--- Dataset entries ---
(begin)
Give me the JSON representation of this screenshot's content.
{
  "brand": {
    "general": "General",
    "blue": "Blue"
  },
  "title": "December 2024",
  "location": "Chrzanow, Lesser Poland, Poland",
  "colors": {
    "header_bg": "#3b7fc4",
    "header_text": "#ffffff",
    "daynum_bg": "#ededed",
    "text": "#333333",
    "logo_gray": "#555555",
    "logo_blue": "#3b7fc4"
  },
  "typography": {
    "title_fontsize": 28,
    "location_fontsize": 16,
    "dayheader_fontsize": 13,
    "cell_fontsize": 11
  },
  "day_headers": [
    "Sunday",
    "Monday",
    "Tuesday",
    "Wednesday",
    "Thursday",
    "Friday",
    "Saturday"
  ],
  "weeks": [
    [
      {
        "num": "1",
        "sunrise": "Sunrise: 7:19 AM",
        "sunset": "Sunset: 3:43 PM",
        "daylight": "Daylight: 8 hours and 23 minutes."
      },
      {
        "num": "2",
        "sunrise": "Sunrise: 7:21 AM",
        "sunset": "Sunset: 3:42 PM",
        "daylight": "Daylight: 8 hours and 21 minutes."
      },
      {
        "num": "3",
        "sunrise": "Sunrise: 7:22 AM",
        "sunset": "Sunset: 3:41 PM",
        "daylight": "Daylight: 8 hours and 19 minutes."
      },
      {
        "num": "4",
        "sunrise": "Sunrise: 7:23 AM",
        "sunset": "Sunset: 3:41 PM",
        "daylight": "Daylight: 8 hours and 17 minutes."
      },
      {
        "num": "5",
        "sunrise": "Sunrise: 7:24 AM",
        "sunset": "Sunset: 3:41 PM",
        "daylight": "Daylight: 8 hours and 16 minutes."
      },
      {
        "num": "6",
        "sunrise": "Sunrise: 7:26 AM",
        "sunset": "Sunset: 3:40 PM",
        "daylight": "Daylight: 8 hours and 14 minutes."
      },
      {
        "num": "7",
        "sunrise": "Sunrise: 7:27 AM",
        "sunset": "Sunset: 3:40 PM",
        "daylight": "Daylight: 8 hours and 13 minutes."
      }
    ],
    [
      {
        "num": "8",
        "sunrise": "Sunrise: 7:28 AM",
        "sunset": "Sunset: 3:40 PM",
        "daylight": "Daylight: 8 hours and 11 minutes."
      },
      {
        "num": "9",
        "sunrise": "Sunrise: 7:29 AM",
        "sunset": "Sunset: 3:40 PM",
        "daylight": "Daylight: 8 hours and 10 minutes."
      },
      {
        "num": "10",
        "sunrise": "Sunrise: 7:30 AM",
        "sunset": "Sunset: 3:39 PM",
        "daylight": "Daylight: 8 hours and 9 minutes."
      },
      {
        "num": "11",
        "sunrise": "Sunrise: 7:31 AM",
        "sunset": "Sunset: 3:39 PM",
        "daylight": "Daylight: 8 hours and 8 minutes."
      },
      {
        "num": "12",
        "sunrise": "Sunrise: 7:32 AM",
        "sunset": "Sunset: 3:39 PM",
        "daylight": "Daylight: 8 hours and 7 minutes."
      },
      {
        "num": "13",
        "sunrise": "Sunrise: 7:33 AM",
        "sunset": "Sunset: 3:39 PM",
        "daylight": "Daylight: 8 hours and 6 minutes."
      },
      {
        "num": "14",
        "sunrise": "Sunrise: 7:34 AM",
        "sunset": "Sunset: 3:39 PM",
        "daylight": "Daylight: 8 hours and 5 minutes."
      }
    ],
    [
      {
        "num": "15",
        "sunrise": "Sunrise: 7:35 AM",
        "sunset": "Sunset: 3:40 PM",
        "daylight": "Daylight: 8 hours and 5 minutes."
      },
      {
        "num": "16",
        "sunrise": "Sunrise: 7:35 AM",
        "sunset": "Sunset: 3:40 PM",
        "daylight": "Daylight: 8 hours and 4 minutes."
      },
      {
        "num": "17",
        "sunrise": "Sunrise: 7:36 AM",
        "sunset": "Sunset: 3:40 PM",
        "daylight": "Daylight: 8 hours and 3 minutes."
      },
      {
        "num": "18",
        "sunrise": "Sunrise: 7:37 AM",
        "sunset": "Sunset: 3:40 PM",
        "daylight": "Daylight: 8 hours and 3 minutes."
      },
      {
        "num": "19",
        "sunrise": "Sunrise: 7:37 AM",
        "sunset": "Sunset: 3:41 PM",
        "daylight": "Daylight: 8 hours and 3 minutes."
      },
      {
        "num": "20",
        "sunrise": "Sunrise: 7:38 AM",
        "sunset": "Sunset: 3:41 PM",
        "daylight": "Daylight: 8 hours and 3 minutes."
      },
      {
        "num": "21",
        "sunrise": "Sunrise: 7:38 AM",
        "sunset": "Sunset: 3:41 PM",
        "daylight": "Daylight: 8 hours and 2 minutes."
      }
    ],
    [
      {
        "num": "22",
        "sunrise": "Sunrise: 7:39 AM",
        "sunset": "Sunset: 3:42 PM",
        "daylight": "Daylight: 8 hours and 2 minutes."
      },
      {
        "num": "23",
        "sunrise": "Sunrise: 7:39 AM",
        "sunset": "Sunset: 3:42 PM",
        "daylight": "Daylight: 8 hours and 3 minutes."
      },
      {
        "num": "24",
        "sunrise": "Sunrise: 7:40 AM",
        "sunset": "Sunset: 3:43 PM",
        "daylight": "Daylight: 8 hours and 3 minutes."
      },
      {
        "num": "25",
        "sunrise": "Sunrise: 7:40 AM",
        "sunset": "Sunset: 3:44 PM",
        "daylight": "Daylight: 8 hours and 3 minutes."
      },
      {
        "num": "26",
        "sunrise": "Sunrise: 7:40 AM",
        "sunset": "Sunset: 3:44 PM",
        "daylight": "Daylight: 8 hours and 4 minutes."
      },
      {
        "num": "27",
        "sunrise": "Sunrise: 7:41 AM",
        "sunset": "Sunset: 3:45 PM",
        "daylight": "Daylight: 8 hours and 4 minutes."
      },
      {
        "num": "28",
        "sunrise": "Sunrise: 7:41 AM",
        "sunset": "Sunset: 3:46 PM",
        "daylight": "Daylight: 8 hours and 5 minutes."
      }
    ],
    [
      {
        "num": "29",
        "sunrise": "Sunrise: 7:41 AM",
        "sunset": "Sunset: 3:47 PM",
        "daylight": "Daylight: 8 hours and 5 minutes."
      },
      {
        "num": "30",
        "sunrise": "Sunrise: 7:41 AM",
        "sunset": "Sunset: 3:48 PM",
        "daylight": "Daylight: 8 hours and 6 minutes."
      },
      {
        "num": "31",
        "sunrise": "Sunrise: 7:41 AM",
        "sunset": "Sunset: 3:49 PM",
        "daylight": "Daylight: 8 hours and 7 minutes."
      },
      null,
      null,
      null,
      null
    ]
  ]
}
(end)
--- Job ---
Copy out the full listing exactly.

--- Response ---
Give me the JSON representation of this screenshot's content.
{
  "brand": {
    "general": "General",
    "blue": "Blue"
  },
  "title": "December 2024",
  "location": "Chrzanow, Lesser Poland, Poland",
  "colors": {
    "header_bg": "#3b7fc4",
    "header_text": "#ffffff",
    "daynum_bg": "#ededed",
    "text": "#333333",
    "logo_gray": "#555555",
    "logo_blue": "#3b7fc4"
  },
  "typography": {
    "title_fontsize": 28,
    "location_fontsize": 16,
    "dayheader_fontsize": 13,
    "cell_fontsize": 11
  },
  "day_headers": [
    "Sunday",
    "Monday",
    "Tuesday",
    "Wednesday",
    "Thursday",
    "Friday",
    "Saturday"
  ],
  "weeks": [
    [
      {
        "num": "1",
        "sunrise": "Sunrise: 7:19 AM",
        "sunset": "Sunset: 3:43 PM",
        "daylight": "Daylight: 8 hours and 23 minutes."
      },
      {
        "num": "2",
        "sunrise": "Sunrise: 7:21 AM",
        "sunset": "Sunset: 3:42 PM",
        "daylight": "Daylight: 8 hours and 21 minutes."
      },
      {
        "num": "3",
        "sunrise": "Sunrise: 7:22 AM",
        "sunset": "Sunset: 3:41 PM",
        "daylight": "Daylight: 8 hours and 19 minutes."
      },
      {
        "num": "4",
        "sunrise": "Sunrise: 7:23 AM",
        "sunset": "Sunset: 3:41 PM",
        "daylight": "Daylight: 8 hours and 17 minutes."
      },
      {
        "num": "5",
        "sunrise": "Sunrise: 7:24 AM",
        "sunset": "Sunset: 3:41 PM",
        "daylight": "Daylight: 8 hours and 16 minutes."
      },
      {
        "num": "6",
        "sunrise": "Sunrise: 7:26 AM",
        "sunset": "Sunset: 3:40 PM",
        "daylight": "Daylight: 8 hours and 14 minutes."
      },
      {
        "num": "7",
        "sunrise": "Sunrise: 7:27 AM",
        "sunset": "Sunset: 3:40 PM",
        "daylight": "Daylight: 8 hours and 13 minutes."
      }
    ],
    [
      {
        "num": "8",
        "sunrise": "Sunrise: 7:28 AM",
        "sunset": "Sunset: 3:40 PM",
        "daylight": "Daylight: 8 hours and 11 minutes."
      },
      {
        "num": "9",
        "sunrise": "Sunrise: 7:29 AM",
        "sunset": "Sunset: 3:40 PM",
        "daylight": "Daylight: 8 hours and 10 minutes."
      },
      {
        "num": "10",
        "sunrise": "Sunrise: 7:30 AM",
        "sunset": "Sunset: 3:39 PM",
        "daylight": "Daylight: 8 hours and 9 minutes."
      },
      {
        "num": "11",
        "sunrise": "Sunrise: 7:31 AM",
        "sunset": "Sunset: 3:39 PM",
        "daylight": "Daylight: 8 hours and 8 minutes."
      },
      {
        "num": "12",
        "sunrise": "Sunrise: 7:32 AM",
        "sunset": "Sunset: 3:39 PM",
        "daylight": "Daylight: 8 hours and 7 minutes."
      },
      {
        "num": "13",
        "sunrise": "Sunrise: 7:33 AM",
        "sunset": "Sunset: 3:39 PM",
        "daylight": "Daylight: 8 hours and 6 minutes."
      },
      {
        "num": "14",
        "sunrise": "Sunrise: 7:34 AM",
        "sunset": "Sunset: 3:39 PM",
        "daylight": "Daylight: 8 hours and 5 minutes."
      }
    ],
    [
      {
        "num": "15",
        "sunrise": "Sunrise: 7:35 AM",
        "sunset": "Sunset: 3:40 PM",
        "daylight": "Daylight: 8 hours and 5 minutes."
      },
      {
        "num": "16",
        "sunrise": "Sunrise: 7:35 AM",
        "sunset": "Sunset: 3:40 PM",
        "daylight": "Daylight: 8 hours and 4 minutes."
      },
      {
        "num": "17",
        "sunrise": "Sunrise: 7:36 AM",
        "sunset": "Sunset: 3:40 PM",
        "daylight": "Daylight: 8 hours and 3 minutes."
      },
      {
        "num": "18",
        "sunrise": "Sunrise: 7:37 AM",
        "sunset": "Sunset: 3:40 PM",
        "daylight": "Daylight: 8 hours and 3 minutes."
      },
      {
        "num": "19",
        "sunrise": "Sunrise: 7:37 AM",
        "sunset": "Sunset: 3:41 PM",
        "daylight": "Daylight: 8 hours and 3 minutes."
      },
      {
        "num": "20",
        "sunrise": "Sunrise: 7:38 AM",
        "sunset": "Sunset: 3:41 PM",
        "daylight": "Daylight: 8 hours and 3 minutes."
      },
      {
        "num": "21",
        "sunrise": "Sunrise: 7:38 AM",
        "sunset": "Sunset: 3:41 PM",
        "daylight": "Daylight: 8 hours and 2 minutes."
      }
    ],
    [
      {
        "num": "22",
        "sunrise": "Sunrise: 7:39 AM",
        "sunset": "Sunset: 3:42 PM",
        "daylight": "Daylight: 8 hours and 2 minutes."
      },
      {
        "num": "23",
        "sunrise": "Sunrise: 7:39 AM",
        "sunset": "Sunset: 3:42 PM",
        "daylight": "Daylight: 8 hours and 3 minutes."
      },
      {
        "num": "24",
        "sunrise": "Sunrise: 7:40 AM",
        "sunset": "Sunset: 3:43 PM",
        "daylight": "Daylight: 8 hours and 3 minutes."
      },
      {
        "num": "25",
        "sunrise": "Sunrise: 7:40 AM",
        "sunset": "Sunset: 3:44 PM",
        "daylight": "Daylight: 8 hours and 3 minutes."
      },
      {
        "num": "26",
        "sunrise": "Sunrise: 7:40 AM",
        "sunset": "Sunset: 3:44 PM",
        "daylight": "Daylight: 8 hours and 4 minutes."
      },
      {
        "num": "27",
        "sunrise": "Sunrise: 7:41 AM",
        "sunset": "Sunset: 3:45 PM",
        "daylight": "Daylight: 8 hours and 4 minutes."
      },
      {
        "num": "28",
        "sunrise": "Sunrise: 7:41 AM",
        "sunset": "Sunset: 3:46 PM",
        "daylight": "Daylight: 8 hours and 5 minutes."
      }
    ],
    [
      {
        "num": "29",
        "sunrise": "Sunrise: 7:41 AM",
        "sunset": "Sunset: 3:47 PM",
        "daylight": "Daylight: 8 hours and 5 minutes."
      },
      {
        "num": "30",
        "sunrise": "Sunrise: 7:41 AM",
        "sunset": "Sunset: 3:48 PM",
        "daylight": "Daylight: 8 hours and 6 minutes."
      },
      {
        "num": "31",
        "sunrise": "Sunrise: 7:41 AM",
        "sunset": "Sunset: 3:49 PM",
        "daylight": "Daylight: 8 hours and 7 minutes."
      },
      null,
      null,
      null,
      null
    ]
  ]
}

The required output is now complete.